AVAILABLE DATA:
•••••

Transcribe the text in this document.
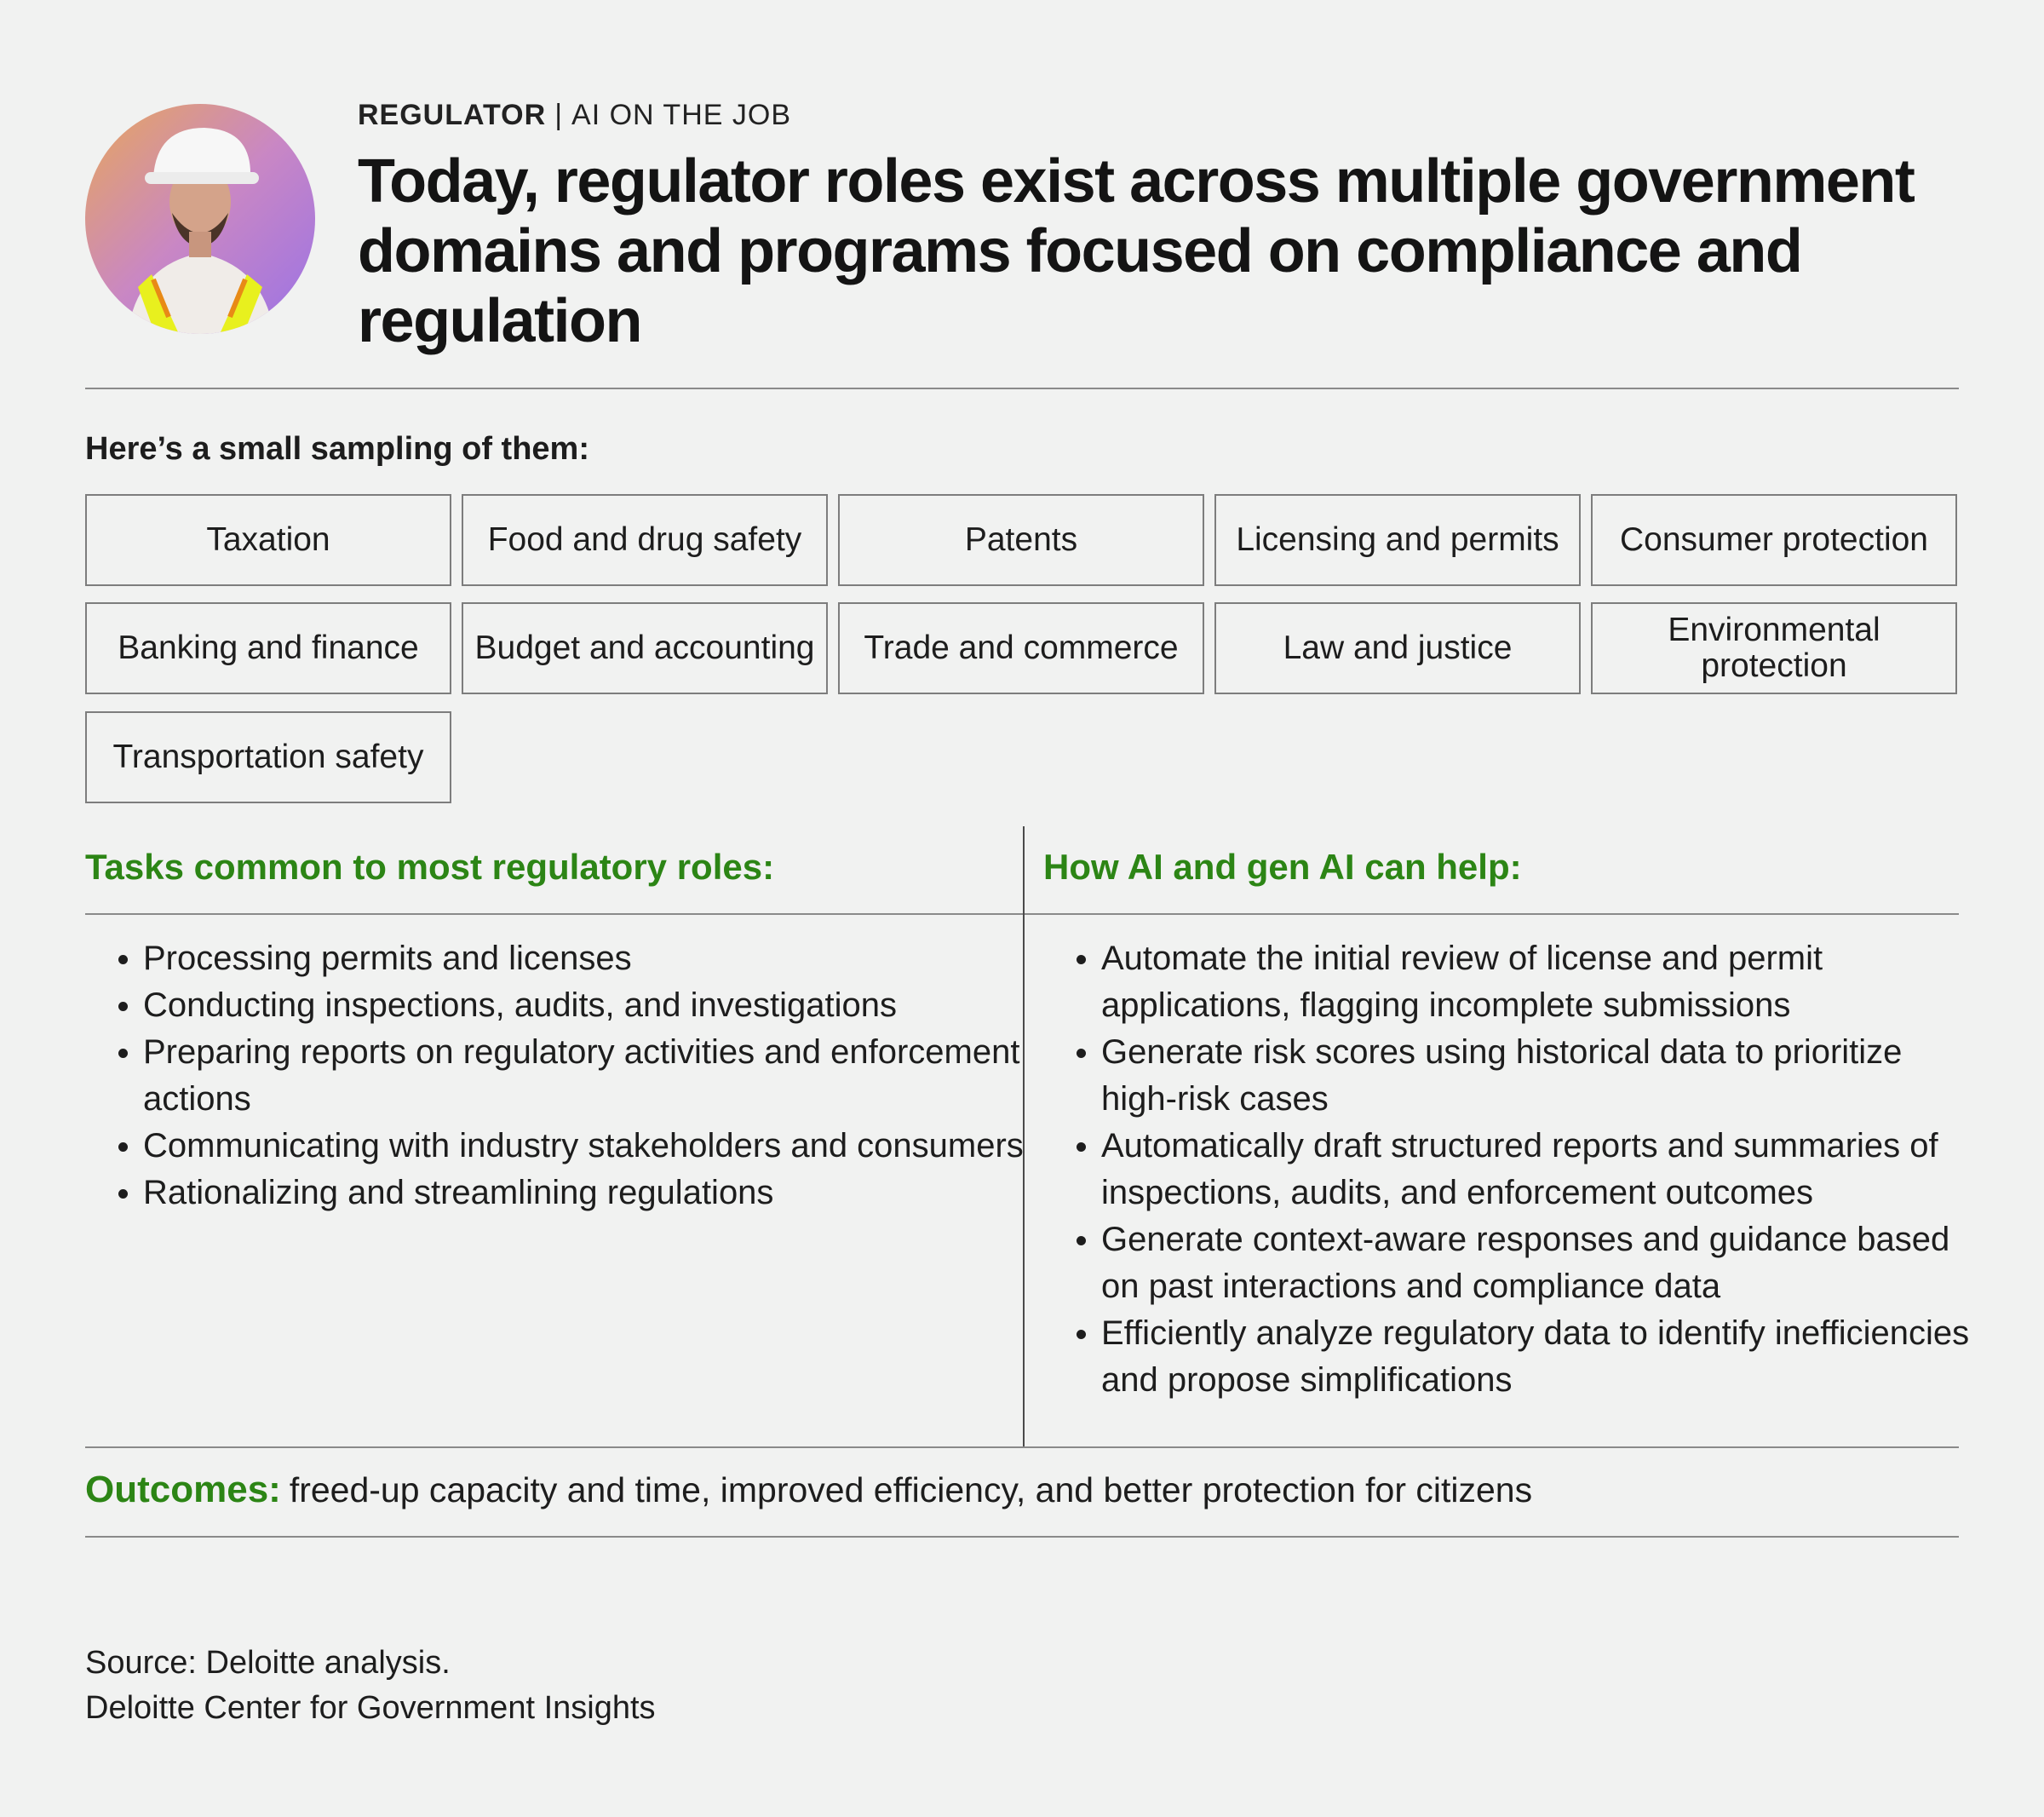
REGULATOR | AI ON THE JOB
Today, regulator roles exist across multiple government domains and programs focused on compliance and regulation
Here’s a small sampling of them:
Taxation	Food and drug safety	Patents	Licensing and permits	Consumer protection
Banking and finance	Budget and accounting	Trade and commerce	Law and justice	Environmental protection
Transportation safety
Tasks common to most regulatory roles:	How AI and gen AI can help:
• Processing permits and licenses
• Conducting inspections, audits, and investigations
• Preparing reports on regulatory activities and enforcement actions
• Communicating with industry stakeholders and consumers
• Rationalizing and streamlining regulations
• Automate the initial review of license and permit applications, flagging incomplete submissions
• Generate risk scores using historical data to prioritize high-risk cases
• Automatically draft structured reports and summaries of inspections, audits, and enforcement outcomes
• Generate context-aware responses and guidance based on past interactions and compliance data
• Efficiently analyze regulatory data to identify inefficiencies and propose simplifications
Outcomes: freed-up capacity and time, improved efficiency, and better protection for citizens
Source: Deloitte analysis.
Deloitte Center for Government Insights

•••••

YOUR GOAL: Check each line of the data above for the word "safety" and say how many lines have it. Give the number alone.

FULL ANSWER: 2